Every line below is to be quoted exactly, with nothing added or dropped.

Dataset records
========

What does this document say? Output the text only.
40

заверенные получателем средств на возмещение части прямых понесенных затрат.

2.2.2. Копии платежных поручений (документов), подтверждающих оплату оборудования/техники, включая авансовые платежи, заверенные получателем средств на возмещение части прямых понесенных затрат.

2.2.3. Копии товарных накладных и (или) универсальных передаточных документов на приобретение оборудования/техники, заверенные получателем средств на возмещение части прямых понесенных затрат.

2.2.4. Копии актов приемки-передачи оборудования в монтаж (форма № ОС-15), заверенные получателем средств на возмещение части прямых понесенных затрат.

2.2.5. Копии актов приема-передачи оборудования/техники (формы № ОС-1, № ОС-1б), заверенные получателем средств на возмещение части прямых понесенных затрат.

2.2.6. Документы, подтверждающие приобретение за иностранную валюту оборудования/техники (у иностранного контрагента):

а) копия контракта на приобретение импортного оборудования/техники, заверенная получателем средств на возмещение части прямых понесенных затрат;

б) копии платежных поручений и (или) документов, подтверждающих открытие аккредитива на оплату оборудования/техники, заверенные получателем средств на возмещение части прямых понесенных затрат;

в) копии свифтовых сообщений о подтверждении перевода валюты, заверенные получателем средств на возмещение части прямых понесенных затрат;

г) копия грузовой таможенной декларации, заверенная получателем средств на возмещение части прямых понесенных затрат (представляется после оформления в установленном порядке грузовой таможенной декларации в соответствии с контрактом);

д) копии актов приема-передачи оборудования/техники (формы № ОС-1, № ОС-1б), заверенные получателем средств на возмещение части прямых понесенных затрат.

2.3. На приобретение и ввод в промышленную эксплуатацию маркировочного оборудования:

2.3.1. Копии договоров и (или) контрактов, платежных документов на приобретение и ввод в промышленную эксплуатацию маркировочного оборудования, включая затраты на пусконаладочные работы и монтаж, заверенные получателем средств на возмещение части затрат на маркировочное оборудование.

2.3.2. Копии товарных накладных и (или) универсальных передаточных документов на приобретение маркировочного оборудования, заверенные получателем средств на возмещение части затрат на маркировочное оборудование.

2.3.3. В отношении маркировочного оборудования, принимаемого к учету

========

- [The solution]
What does this document say? Output the text only.
40

заверенные получателем средств на возмещение части прямых понесенных затрат.

2.2.2. Копии платежных поручений (документов), подтверждающих оплату оборудования/техники, включая авансовые платежи, заверенные получателем средств на возмещение части прямых понесенных затрат.

2.2.3. Копии товарных накладных и (или) универсальных передаточных документов на приобретение оборудования/техники, заверенные получателем средств на возмещение части прямых понесенных затрат.

2.2.4. Копии актов приемки-передачи оборудования в монтаж (форма № ОС-15), заверенные получателем средств на возмещение части прямых понесенных затрат.

2.2.5. Копии актов приема-передачи оборудования/техники (формы № ОС-1, № ОС-1б), заверенные получателем средств на возмещение части прямых понесенных затрат.

2.2.6. Документы, подтверждающие приобретение за иностранную валюту оборудования/техники (у иностранного контрагента):

а) копия контракта на приобретение импортного оборудования/техники, заверенная получателем средств на возмещение части прямых понесенных затрат;

б) копии платежных поручений и (или) документов, подтверждающих открытие аккредитива на оплату оборудования/техники, заверенные получателем средств на возмещение части прямых понесенных затрат;

в) копии свифтовых сообщений о подтверждении перевода валюты, заверенные получателем средств на возмещение части прямых понесенных затрат;

г) копия грузовой таможенной декларации, заверенная получателем средств на возмещение части прямых понесенных затрат (представляется после оформления в установленном порядке грузовой таможенной декларации в соответствии с контрактом);

д) копии актов приема-передачи оборудования/техники (формы № ОС-1, № ОС-1б), заверенные получателем средств на возмещение части прямых понесенных затрат.

2.3. На приобретение и ввод в промышленную эксплуатацию маркировочного оборудования:

2.3.1. Копии договоров и (или) контрактов, платежных документов на приобретение и ввод в промышленную эксплуатацию маркировочного оборудования, включая затраты на пусконаладочные работы и монтаж, заверенные получателем средств на возмещение части затрат на маркировочное оборудование.

2.3.2. Копии товарных накладных и (или) универсальных передаточных документов на приобретение маркировочного оборудования, заверенные получателем средств на возмещение части затрат на маркировочное оборудование.

2.3.3. В отношении маркировочного оборудования, принимаемого к учету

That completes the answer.